REQUIRED WORK:
Copy out all the lines in the records that include the word "icon".

RECORDS FOR THE TASK:
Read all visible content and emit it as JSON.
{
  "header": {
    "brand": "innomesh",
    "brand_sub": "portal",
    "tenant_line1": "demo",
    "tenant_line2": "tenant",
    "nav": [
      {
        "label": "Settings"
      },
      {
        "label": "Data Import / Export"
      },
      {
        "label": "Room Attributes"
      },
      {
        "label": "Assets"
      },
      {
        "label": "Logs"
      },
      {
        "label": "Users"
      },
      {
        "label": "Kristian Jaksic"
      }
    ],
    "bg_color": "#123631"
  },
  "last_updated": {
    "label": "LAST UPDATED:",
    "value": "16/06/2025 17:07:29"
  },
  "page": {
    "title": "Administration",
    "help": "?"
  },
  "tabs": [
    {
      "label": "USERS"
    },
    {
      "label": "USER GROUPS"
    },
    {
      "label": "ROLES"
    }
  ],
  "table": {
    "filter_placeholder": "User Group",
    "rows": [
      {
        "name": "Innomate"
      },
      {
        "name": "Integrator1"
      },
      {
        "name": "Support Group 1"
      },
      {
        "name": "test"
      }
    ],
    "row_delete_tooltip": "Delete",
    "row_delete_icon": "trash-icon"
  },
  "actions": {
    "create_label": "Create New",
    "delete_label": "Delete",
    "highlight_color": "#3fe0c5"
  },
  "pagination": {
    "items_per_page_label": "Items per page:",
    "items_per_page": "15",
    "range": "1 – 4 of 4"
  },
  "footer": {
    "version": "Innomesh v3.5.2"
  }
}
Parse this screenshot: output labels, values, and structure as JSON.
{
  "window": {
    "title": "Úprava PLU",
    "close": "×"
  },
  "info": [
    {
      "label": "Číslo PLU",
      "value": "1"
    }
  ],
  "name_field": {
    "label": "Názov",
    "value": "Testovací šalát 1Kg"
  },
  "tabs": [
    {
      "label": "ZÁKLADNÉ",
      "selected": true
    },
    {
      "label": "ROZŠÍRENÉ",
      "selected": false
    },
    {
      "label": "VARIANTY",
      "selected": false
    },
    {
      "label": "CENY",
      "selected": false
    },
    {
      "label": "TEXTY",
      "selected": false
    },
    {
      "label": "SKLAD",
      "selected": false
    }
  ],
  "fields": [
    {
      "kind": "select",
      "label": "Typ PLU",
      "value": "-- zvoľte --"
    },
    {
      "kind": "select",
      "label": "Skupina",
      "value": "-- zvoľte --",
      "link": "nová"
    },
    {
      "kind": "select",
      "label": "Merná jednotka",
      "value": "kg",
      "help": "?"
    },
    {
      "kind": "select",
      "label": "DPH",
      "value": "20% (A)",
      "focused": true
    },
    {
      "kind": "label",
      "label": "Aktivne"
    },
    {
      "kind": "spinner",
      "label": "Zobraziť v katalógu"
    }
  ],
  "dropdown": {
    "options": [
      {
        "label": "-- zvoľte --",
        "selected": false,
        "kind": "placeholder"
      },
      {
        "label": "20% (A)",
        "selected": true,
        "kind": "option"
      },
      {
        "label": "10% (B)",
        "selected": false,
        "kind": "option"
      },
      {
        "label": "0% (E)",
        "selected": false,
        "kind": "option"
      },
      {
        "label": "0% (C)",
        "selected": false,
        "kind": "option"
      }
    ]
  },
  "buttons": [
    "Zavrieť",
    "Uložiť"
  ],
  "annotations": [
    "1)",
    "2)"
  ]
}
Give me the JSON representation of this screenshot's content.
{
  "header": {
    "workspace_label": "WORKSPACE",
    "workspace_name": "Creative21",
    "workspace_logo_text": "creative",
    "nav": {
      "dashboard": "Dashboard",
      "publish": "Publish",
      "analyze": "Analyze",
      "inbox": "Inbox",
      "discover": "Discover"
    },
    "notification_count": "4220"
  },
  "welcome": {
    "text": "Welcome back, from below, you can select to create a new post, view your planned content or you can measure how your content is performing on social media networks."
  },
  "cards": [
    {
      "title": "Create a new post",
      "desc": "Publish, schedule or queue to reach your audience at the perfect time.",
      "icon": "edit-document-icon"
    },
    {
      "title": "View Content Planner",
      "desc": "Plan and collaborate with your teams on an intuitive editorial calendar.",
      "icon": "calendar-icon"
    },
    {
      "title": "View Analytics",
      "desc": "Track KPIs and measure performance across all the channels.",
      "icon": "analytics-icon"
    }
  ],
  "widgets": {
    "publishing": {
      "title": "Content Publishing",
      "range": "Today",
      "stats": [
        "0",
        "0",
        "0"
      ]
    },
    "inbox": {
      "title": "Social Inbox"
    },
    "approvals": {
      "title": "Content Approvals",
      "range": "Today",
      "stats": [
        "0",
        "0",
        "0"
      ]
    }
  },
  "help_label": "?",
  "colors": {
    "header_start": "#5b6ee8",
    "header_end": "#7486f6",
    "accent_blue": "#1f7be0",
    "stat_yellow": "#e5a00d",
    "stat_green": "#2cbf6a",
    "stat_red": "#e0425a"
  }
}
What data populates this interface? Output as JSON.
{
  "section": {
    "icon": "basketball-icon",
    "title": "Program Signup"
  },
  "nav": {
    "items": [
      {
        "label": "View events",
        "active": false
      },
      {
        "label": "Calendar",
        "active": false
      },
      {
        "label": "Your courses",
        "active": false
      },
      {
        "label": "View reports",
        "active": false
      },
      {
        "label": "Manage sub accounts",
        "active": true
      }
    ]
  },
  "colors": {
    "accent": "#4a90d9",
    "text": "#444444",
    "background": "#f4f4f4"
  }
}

SOLUTION TO THE EXERCISE:
    "row_delete_icon": "trash-icon"
      "icon": "edit-document-icon"
      "icon": "calendar-icon"
      "icon": "analytics-icon"
    "icon": "basketball-icon",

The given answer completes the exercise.